** Opening Selected excerpt block **

Industry analysts and news outlets have picked up on a recent Rice University study casting doubt on the repeat-customer hopes offered by Groupon and its competitors. The study found that less than 20 percent of daily-deal site customers return to the business for non-discounted purchases.

Perhaps worse, the study casts doubt on another supposed benefit to offering such deep discounts: overbuying. For businesses to even think about making money on Groupon, customers need to spend more when in the store, like on drinks — ideally alcohol — or more food.

“If everyone who came in only bought $14 worth of food, it would have been a horrible business decision,” says Wyatt.

The Rice University study showed that only 36 percent of coupon customers buy products or food beyond what was in the deal. The study’s author notes that less than half of businesses would run a second daily deal offer. Thirty-two percent were unsure. And nearly 20 percent said they would not.

Groupon doesn’t seem worried about these statistics, though, and cites its own very different numbers. Spokeswoman Julie Mossler says in an email that their internal polling indicates “95-97 percent of our merchants would run again or recommend Groupon to a colleague.”

** Closing Selected excerpt block **
** Opening Data block **

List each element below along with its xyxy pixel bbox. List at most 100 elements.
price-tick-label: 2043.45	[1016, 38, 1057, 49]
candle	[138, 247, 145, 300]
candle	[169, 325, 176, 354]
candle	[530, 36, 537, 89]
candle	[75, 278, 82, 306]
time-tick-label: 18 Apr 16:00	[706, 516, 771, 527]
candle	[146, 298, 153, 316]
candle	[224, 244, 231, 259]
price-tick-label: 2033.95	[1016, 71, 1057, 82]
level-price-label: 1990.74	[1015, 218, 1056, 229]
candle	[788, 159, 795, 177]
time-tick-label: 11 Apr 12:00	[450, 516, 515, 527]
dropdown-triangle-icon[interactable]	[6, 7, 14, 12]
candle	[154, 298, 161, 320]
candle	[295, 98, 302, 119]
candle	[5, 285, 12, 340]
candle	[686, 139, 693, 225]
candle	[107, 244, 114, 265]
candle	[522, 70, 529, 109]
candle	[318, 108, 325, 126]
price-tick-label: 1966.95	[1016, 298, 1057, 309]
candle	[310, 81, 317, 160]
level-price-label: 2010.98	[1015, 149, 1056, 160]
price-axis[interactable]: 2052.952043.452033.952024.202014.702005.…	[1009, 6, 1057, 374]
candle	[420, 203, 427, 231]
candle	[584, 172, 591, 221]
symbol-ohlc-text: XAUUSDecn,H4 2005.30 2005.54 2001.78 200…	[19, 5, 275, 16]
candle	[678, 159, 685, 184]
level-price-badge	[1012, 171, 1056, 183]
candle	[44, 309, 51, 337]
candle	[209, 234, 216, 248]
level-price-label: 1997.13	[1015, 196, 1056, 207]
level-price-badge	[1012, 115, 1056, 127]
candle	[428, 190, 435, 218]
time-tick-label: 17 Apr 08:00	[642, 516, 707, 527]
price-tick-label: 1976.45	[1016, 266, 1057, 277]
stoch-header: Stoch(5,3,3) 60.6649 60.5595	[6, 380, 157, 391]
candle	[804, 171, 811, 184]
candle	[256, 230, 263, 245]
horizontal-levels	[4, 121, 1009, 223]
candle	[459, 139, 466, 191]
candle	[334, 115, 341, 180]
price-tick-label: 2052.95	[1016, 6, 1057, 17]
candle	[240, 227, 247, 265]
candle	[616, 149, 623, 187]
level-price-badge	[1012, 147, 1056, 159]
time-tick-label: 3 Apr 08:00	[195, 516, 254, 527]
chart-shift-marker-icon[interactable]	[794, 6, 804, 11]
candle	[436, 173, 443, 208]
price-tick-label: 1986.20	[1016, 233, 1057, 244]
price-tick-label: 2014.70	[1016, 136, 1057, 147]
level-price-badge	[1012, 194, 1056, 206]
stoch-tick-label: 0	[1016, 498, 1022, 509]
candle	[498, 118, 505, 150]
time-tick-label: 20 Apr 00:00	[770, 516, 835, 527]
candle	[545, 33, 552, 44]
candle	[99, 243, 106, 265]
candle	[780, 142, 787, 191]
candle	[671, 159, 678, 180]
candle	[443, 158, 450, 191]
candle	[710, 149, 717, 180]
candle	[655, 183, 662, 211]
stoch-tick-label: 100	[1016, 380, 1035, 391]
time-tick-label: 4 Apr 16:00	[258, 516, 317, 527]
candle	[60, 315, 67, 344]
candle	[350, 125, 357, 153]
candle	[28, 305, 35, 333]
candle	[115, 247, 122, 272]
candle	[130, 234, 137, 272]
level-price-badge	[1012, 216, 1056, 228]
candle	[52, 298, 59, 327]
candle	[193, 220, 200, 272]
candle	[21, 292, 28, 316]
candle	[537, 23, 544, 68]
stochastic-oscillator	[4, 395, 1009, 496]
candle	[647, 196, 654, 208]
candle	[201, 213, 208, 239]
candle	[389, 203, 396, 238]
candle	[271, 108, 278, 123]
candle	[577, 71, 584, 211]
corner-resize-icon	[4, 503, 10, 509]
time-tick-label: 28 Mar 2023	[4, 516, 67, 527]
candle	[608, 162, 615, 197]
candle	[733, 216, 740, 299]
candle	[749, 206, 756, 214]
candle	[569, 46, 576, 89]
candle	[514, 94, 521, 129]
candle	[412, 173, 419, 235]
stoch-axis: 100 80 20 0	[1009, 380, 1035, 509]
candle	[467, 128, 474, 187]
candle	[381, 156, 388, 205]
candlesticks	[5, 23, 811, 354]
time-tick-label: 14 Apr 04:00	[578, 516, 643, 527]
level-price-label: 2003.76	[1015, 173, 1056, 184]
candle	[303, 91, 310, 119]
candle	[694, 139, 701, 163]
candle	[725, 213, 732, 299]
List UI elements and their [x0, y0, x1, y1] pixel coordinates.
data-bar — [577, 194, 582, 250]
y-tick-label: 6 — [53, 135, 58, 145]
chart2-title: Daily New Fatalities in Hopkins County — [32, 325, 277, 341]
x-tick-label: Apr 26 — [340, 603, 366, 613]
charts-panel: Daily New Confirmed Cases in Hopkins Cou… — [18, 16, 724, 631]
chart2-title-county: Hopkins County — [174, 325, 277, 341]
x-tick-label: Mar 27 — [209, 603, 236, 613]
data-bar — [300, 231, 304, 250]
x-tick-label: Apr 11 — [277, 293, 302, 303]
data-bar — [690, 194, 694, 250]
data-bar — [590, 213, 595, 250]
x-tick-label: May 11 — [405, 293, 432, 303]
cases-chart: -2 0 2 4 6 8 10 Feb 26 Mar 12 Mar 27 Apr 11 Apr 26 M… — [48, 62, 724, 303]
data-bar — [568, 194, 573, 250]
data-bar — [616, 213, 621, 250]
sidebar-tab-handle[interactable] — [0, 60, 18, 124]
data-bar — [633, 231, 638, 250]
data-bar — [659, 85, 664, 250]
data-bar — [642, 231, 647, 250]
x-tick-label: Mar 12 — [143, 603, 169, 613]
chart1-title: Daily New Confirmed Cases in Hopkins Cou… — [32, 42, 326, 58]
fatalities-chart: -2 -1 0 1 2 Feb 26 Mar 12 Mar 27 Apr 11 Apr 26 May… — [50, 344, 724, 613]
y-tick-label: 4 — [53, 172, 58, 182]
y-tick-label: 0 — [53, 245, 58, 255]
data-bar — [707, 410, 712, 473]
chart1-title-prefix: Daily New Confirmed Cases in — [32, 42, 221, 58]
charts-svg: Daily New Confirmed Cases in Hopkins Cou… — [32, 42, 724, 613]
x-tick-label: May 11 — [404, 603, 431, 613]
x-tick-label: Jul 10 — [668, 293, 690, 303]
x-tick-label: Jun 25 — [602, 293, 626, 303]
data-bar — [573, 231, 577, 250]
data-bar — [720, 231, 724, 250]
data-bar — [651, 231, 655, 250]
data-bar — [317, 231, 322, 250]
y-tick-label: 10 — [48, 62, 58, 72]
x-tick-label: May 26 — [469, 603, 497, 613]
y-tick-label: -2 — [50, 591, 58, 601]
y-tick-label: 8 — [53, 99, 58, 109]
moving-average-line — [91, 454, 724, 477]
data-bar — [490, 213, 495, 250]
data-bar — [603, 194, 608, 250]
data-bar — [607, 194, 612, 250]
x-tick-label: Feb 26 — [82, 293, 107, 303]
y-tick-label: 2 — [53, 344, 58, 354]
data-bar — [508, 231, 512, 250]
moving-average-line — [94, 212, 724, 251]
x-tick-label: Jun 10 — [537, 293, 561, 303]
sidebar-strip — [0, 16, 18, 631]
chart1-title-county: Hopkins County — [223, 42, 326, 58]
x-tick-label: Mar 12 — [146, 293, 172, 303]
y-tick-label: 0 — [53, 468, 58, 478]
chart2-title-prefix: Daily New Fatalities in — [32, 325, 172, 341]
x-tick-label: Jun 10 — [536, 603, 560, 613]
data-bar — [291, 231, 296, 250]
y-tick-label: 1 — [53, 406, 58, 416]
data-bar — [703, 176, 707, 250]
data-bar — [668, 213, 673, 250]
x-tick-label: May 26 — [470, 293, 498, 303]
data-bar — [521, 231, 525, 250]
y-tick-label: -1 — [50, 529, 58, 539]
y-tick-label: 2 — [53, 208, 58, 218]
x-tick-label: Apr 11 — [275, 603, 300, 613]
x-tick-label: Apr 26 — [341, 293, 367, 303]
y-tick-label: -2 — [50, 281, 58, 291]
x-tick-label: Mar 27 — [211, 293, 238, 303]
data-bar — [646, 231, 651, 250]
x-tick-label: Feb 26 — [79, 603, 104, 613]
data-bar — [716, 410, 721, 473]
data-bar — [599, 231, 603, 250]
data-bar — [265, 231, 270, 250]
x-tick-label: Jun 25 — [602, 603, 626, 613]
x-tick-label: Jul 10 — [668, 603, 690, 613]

** Closing Data block **

* **Problem set**:
1. In the daily-deal article, what percentage of coupon customers did the Rice University study find bought products or food beyond what was in the deal?
2. Write the next part of the daily-deal article, picking up after its final sentence.
This data comes from a separate source.

* **Per-task outputs**:
1. 36 percent

2.
Josh Wade, who owns the wine bar Nectar Tasting Room in downtown Spokane, says he would use Groupon again. But he wouldn’t

recommend it for every business, specifically not ones with an already large customer base or those “whose margins are very thin.

“I don’t do Groupon to make a profit, as an infusion of cash,” Wade says. “It’s all marketing.” Nectar offers “memberships” that, for $75 per year, allow access to wine tastings, discounts on bottle purchases and invitations to private events. A Groupon offer of half off a membership yielded 90 new members.

Groupon isn’t the only daily-deal peddler. It’s just the biggest — and the biggest target. Late last year, Google offered to buy Groupon for $6 billion. Groupon declined. Now, Google is launching its own service.

Another national competitor, LivingSocial, is preparing to enter the Spokane market and hiring salespeople, according to its website.

Groupon and LivingSocial are beginning to take heat for entering local markets and undercutting already established advertising venues, like regional publications, TV and radio.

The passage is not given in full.